Data records>
+-------+

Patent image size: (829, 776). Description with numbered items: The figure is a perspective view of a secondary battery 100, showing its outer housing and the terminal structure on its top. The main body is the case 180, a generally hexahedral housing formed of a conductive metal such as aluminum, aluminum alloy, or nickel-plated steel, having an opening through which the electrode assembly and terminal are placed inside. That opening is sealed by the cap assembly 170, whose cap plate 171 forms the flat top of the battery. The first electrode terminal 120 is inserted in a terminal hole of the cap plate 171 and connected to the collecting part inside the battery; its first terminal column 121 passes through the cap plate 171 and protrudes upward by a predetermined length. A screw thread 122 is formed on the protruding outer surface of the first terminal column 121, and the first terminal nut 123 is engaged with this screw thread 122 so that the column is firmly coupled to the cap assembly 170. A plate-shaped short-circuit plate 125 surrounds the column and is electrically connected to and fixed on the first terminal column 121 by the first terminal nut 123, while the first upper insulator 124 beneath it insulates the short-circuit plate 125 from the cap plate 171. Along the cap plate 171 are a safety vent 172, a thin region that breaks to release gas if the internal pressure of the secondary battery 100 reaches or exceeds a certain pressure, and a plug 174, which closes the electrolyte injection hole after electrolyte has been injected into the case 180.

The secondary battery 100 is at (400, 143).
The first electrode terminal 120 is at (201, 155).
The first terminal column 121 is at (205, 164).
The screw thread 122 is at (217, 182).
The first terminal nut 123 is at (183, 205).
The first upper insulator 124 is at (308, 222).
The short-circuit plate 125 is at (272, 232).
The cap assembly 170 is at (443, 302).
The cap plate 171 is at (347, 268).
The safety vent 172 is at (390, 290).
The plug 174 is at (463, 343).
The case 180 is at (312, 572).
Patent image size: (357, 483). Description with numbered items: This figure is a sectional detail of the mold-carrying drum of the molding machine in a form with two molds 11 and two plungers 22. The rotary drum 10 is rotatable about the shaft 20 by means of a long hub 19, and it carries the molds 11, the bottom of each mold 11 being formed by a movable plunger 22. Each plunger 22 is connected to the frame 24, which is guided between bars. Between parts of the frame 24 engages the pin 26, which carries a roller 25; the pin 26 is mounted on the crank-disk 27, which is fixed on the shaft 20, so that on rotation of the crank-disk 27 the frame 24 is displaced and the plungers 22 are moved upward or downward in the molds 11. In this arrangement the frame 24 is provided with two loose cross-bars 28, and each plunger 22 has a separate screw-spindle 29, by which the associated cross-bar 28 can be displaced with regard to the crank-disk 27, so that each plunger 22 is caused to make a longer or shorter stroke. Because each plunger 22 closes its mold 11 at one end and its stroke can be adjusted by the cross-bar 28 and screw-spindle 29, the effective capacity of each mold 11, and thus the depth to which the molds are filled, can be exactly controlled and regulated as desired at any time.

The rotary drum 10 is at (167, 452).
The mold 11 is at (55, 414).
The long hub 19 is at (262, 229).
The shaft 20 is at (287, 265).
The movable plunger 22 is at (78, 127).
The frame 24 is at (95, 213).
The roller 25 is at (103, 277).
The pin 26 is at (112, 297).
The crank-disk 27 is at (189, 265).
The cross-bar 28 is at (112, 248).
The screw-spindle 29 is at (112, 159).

+-------+

Transcribe, unchanged, the lines from the one containing "Patent image size: (357, 483)." through the end of the records, inclusive.

Patent image size: (357, 483). Description with numbered items: This figure is a sectional detail of the mold-carrying drum of the molding machine in a form with two molds 11 and two plungers 22. The rotary drum 10 is rotatable about the shaft 20 by means of a long hub 19, and it carries the molds 11, the bottom of each mold 11 being formed by a movable plunger 22. Each plunger 22 is connected to the frame 24, which is guided between bars. Between parts of the frame 24 engages the pin 26, which carries a roller 25; the pin 26 is mounted on the crank-disk 27, which is fixed on the shaft 20, so that on rotation of the crank-disk 27 the frame 24 is displaced and the plungers 22 are moved upward or downward in the molds 11. In this arrangement the frame 24 is provided with two loose cross-bars 28, and each plunger 22 has a separate screw-spindle 29, by which the associated cross-bar 28 can be displaced with regard to the crank-disk 27, so that each plunger 22 is caused to make a longer or shorter stroke. Because each plunger 22 closes its mold 11 at one end and its stroke can be adjusted by the cross-bar 28 and screw-spindle 29, the effective capacity of each mold 11, and thus the depth to which the molds are filled, can be exactly controlled and regulated as desired at any time.

The rotary drum 10 is at (167, 452).
The mold 11 is at (55, 414).
The long hub 19 is at (262, 229).
The shaft 20 is at (287, 265).
The movable plunger 22 is at (78, 127).
The frame 24 is at (95, 213).
The roller 25 is at (103, 277).
The pin 26 is at (112, 297).
The crank-disk 27 is at (189, 265).
The cross-bar 28 is at (112, 248).
The screw-spindle 29 is at (112, 159).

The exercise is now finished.